▸ **Written exercise**
Identify every line containing the word "with" and reproduce each one.

-- start of Data extract --

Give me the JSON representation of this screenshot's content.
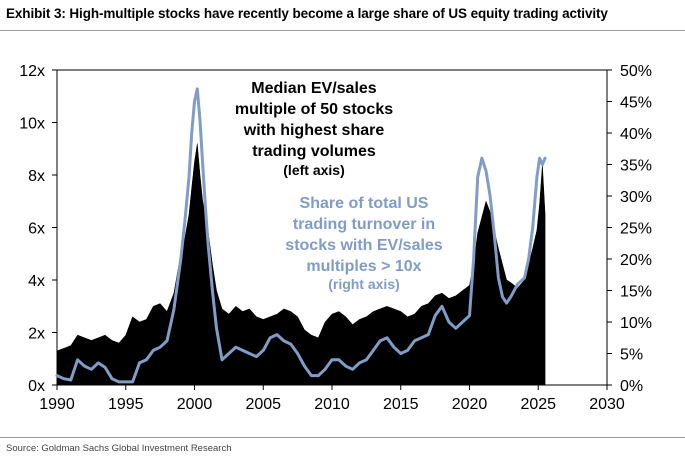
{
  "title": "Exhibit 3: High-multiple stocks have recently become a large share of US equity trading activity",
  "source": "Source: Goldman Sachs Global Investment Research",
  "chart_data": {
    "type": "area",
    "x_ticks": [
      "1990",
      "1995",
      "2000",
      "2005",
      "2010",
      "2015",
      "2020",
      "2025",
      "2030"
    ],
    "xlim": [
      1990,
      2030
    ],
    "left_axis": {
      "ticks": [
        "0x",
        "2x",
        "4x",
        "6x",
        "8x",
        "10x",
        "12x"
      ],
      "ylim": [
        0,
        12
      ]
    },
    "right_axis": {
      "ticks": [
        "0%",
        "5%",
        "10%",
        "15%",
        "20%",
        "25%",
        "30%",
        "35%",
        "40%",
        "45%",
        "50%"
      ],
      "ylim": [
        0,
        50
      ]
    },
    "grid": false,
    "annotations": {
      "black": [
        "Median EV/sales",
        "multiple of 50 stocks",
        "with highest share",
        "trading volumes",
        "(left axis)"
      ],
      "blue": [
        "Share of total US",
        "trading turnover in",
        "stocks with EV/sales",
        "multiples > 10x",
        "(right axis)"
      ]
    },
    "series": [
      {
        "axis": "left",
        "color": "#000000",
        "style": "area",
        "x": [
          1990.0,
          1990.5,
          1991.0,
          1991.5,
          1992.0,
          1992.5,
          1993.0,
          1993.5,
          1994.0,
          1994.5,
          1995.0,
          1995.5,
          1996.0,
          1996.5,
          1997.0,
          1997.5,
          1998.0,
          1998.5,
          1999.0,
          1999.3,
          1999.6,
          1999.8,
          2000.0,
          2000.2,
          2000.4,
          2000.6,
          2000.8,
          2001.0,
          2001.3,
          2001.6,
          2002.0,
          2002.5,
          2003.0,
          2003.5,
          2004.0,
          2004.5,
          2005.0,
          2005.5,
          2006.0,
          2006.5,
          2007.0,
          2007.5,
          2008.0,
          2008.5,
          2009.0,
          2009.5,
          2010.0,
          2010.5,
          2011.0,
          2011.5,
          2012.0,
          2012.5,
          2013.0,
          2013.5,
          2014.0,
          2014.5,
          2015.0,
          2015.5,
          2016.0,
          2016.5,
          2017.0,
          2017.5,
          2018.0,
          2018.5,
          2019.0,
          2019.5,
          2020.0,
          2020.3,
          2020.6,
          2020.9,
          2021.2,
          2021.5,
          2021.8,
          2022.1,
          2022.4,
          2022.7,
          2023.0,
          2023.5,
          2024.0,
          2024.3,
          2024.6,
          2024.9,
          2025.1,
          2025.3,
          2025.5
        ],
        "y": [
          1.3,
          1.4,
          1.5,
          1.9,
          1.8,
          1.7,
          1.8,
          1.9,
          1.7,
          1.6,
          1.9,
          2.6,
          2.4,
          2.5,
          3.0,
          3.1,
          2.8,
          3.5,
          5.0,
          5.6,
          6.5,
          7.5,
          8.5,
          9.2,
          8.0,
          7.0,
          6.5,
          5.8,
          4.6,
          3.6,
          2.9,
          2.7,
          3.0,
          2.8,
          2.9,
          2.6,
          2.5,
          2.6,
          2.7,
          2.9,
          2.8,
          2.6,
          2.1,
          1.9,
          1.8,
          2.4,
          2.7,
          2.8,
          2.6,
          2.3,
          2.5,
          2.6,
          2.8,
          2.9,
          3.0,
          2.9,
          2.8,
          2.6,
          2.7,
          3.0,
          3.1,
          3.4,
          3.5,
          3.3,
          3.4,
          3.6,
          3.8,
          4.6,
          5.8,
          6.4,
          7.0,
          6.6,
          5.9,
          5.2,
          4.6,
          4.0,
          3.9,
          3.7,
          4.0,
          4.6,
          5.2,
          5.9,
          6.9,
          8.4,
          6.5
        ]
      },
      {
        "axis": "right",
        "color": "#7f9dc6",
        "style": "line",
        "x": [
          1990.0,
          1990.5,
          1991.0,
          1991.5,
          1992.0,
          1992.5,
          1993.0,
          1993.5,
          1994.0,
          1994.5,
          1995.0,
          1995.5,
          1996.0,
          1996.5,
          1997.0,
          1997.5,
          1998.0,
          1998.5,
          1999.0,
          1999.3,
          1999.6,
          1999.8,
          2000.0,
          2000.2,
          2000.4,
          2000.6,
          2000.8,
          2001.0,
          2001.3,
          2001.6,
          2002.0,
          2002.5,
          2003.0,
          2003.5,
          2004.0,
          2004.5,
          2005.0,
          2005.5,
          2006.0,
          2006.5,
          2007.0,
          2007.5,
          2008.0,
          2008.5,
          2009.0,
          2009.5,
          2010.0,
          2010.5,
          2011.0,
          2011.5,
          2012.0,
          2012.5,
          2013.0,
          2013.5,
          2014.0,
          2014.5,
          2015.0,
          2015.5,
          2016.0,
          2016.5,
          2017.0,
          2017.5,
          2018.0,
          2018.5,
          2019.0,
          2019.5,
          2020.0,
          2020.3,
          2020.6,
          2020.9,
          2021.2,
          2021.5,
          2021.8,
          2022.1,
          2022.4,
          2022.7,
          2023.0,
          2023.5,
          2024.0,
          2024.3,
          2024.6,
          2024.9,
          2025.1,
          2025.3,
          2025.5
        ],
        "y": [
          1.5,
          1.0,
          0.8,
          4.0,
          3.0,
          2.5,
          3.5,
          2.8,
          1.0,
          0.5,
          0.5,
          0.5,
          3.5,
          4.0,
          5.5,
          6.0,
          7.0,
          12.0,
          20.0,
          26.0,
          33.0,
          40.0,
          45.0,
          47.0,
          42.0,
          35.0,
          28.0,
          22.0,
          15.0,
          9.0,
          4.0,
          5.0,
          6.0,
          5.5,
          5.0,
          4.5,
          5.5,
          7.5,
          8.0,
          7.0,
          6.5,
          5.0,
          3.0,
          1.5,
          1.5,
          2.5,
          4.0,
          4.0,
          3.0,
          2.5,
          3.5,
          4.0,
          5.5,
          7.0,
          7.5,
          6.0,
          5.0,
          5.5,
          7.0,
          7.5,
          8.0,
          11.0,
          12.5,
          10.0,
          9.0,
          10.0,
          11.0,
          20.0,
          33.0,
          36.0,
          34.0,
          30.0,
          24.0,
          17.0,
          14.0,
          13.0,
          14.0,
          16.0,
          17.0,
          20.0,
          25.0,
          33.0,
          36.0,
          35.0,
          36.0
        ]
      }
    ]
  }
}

-- end of Data extract --
-- start of Data extract --

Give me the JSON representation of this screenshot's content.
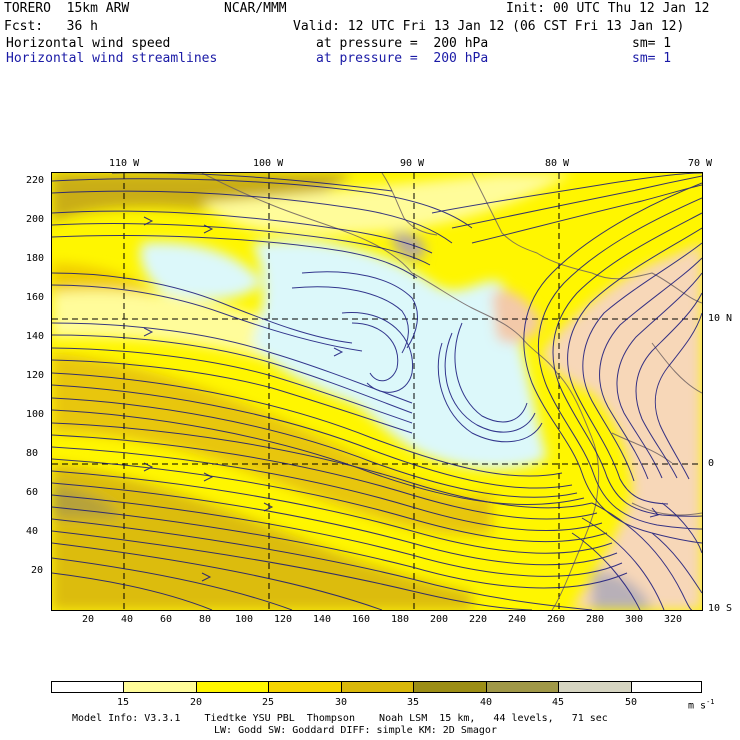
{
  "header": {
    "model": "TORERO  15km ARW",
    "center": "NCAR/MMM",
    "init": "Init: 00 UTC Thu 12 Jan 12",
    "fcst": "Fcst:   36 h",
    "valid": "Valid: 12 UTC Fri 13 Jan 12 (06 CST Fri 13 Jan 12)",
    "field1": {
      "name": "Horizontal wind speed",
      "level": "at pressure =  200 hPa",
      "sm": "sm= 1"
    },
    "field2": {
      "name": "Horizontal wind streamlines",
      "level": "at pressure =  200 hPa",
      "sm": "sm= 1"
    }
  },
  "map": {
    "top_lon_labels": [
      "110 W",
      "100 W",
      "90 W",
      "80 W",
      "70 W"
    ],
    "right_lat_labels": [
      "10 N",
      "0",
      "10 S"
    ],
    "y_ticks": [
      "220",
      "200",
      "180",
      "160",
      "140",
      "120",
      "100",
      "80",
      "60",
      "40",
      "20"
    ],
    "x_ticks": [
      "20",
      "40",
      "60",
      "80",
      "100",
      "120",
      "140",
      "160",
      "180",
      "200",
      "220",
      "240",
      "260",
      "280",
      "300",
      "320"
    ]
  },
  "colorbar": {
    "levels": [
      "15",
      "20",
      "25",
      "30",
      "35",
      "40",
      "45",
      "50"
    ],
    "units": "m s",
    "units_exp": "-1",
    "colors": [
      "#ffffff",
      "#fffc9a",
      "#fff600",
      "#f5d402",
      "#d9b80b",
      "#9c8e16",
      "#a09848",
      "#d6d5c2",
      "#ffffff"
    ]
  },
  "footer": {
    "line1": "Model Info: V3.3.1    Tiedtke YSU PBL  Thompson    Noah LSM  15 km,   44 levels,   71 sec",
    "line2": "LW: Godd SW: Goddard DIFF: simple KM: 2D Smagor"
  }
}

-- end of Data extract --
-- start of Data extract --

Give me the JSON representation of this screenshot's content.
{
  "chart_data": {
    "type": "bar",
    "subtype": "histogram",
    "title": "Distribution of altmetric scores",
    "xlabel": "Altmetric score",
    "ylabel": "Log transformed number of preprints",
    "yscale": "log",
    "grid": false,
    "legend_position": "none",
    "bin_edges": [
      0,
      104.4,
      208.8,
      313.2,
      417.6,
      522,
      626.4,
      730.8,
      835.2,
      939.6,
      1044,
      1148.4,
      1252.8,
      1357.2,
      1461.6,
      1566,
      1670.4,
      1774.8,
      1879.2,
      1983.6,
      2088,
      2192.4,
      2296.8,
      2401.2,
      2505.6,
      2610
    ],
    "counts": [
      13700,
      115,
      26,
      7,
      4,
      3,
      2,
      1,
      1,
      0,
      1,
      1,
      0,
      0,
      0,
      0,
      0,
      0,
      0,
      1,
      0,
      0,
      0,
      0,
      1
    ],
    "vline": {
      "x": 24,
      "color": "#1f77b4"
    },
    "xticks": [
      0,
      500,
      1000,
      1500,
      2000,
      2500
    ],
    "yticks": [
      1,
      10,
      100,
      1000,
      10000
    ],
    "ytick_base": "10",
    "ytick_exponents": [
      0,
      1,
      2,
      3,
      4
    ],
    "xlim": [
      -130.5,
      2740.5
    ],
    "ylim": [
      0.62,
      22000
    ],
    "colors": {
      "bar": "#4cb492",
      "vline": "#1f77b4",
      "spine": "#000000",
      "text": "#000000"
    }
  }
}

-- end of Data extract --

▸ **Task response**
        "with highest share",
        "stocks with EV/sales",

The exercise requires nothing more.